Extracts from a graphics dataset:
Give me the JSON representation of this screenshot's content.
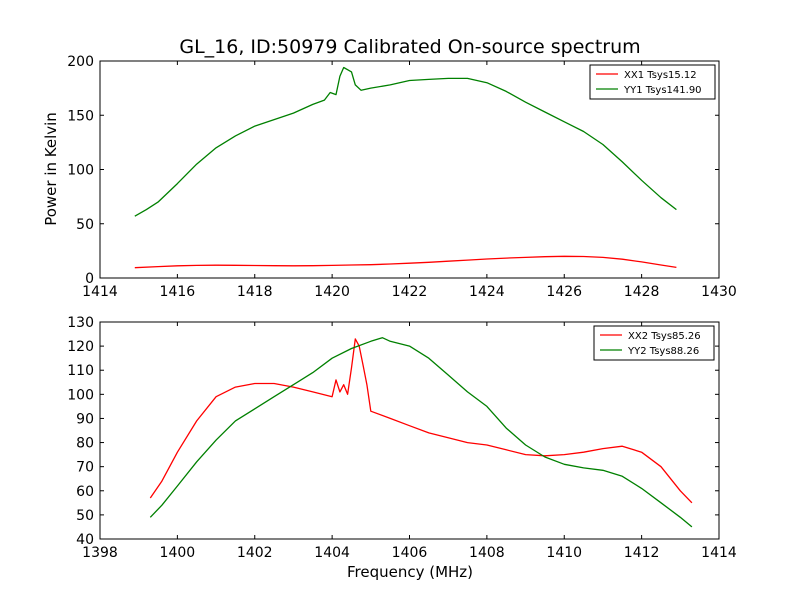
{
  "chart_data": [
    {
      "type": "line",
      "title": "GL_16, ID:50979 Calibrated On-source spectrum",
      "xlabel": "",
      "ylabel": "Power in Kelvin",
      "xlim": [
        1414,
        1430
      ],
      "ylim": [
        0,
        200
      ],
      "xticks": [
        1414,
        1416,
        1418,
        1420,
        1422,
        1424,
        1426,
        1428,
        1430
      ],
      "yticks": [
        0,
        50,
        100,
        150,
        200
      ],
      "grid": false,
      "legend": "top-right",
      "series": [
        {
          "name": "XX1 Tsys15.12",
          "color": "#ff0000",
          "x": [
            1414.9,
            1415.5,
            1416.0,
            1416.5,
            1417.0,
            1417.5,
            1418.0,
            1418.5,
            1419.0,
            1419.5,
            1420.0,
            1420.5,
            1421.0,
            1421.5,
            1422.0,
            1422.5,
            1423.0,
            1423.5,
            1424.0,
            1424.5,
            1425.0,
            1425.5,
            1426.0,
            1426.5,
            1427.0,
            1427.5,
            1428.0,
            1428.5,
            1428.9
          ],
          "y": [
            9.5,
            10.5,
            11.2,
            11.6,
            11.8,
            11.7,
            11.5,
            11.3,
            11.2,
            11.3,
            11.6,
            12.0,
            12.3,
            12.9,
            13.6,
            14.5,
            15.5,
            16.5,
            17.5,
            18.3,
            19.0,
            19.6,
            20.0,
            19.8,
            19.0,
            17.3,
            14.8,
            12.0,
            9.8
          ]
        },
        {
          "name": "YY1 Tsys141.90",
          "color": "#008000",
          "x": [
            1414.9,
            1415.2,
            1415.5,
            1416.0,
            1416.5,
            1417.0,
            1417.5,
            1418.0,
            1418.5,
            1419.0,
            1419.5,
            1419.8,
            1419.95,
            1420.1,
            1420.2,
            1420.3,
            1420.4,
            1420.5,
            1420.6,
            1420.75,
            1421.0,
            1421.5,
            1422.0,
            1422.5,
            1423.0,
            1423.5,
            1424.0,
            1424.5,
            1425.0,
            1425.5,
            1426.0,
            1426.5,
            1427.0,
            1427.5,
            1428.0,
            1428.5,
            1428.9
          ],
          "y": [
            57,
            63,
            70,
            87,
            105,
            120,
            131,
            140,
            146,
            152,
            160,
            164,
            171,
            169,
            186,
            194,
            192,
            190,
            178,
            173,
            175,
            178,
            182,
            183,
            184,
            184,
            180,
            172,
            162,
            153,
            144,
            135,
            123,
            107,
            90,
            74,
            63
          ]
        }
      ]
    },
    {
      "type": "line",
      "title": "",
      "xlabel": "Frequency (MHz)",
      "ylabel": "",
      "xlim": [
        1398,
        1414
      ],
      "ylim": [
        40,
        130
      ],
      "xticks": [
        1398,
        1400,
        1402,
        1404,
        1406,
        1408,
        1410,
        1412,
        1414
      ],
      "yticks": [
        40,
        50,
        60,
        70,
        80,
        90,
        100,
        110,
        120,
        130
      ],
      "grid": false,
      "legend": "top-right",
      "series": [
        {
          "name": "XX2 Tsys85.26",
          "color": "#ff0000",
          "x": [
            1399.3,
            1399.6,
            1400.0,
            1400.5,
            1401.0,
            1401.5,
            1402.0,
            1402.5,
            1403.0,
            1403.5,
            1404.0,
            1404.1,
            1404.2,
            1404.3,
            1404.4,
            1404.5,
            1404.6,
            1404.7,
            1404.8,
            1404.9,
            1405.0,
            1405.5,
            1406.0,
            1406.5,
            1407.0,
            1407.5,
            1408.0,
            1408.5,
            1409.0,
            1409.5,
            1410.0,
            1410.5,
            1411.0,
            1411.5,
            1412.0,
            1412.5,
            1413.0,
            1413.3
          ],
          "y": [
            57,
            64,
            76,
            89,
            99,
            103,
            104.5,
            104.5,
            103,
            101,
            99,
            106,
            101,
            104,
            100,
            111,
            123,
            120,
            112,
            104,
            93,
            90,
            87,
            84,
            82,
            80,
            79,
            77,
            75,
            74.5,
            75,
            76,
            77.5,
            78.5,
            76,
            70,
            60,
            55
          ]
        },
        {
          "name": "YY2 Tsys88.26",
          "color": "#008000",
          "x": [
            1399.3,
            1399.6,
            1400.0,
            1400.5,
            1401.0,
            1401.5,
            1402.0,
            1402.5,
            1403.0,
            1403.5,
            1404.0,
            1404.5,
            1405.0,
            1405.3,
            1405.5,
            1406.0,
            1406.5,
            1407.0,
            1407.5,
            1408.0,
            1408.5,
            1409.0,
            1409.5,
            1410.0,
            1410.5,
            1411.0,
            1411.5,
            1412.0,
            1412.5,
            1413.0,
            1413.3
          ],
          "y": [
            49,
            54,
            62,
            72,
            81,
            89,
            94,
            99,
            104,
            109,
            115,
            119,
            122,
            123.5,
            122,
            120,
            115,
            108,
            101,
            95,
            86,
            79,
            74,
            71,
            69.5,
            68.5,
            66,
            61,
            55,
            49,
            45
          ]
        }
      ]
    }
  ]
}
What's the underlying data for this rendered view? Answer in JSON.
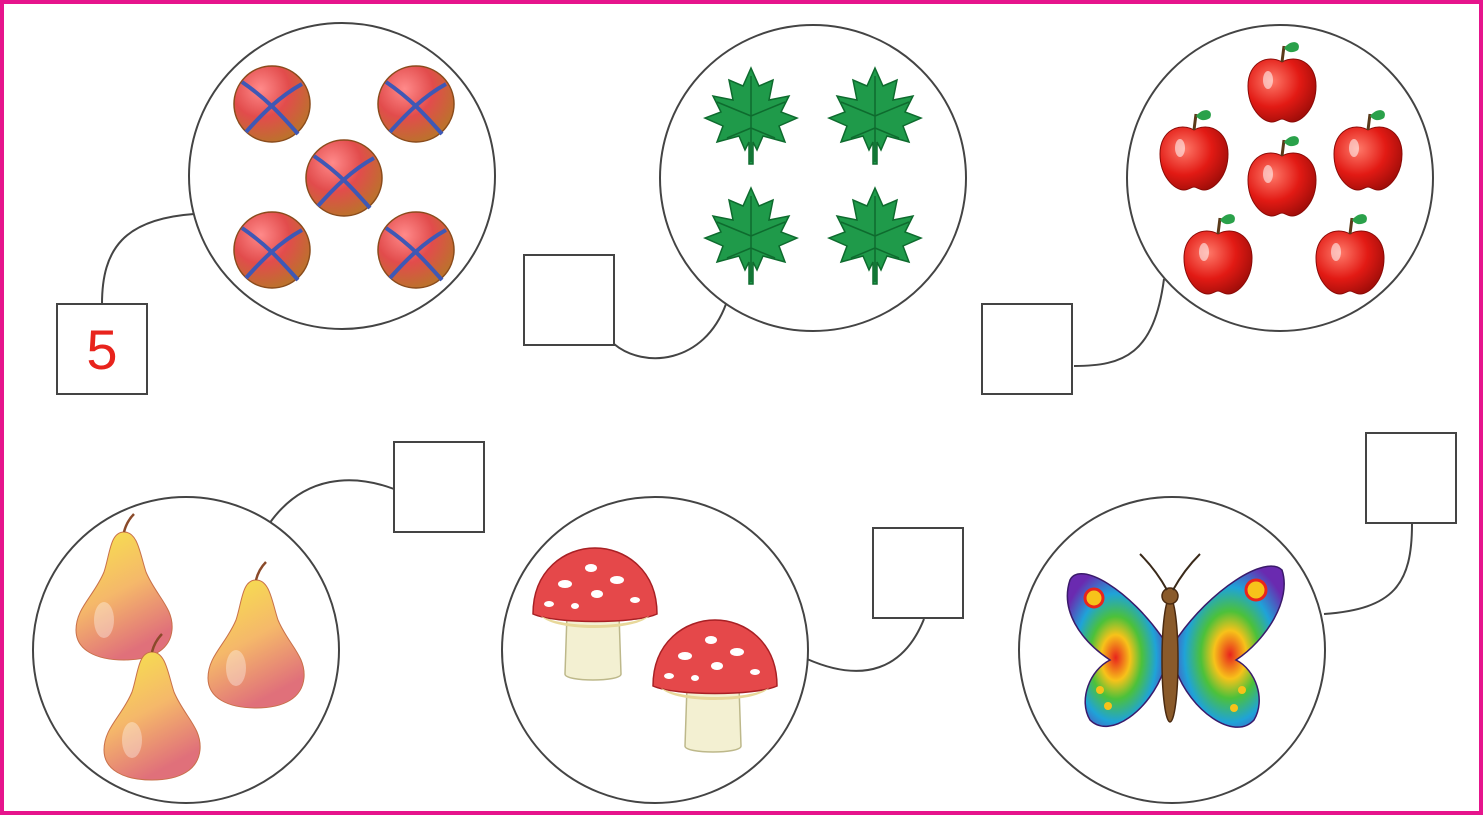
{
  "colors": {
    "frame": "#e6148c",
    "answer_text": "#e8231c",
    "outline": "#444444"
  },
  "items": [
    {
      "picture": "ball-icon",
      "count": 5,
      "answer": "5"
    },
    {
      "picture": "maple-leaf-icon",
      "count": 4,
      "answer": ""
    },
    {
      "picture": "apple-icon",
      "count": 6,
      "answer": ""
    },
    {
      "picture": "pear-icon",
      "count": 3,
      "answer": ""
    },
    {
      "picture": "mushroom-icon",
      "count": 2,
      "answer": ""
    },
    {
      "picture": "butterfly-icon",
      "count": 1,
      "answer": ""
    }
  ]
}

▸ INSTRUCTION: Only the lines from the one containing "What's the underlying" through the last line of the records above should be repeated, exactly and without pictures.

▸ THE ANSWER:
What's the underlying data for this rendered view? Answer in JSON.
{
  "colors": {
    "frame": "#e6148c",
    "answer_text": "#e8231c",
    "outline": "#444444"
  },
  "items": [
    {
      "picture": "ball-icon",
      "count": 5,
      "answer": "5"
    },
    {
      "picture": "maple-leaf-icon",
      "count": 4,
      "answer": ""
    },
    {
      "picture": "apple-icon",
      "count": 6,
      "answer": ""
    },
    {
      "picture": "pear-icon",
      "count": 3,
      "answer": ""
    },
    {
      "picture": "mushroom-icon",
      "count": 2,
      "answer": ""
    },
    {
      "picture": "butterfly-icon",
      "count": 1,
      "answer": ""
    }
  ]
}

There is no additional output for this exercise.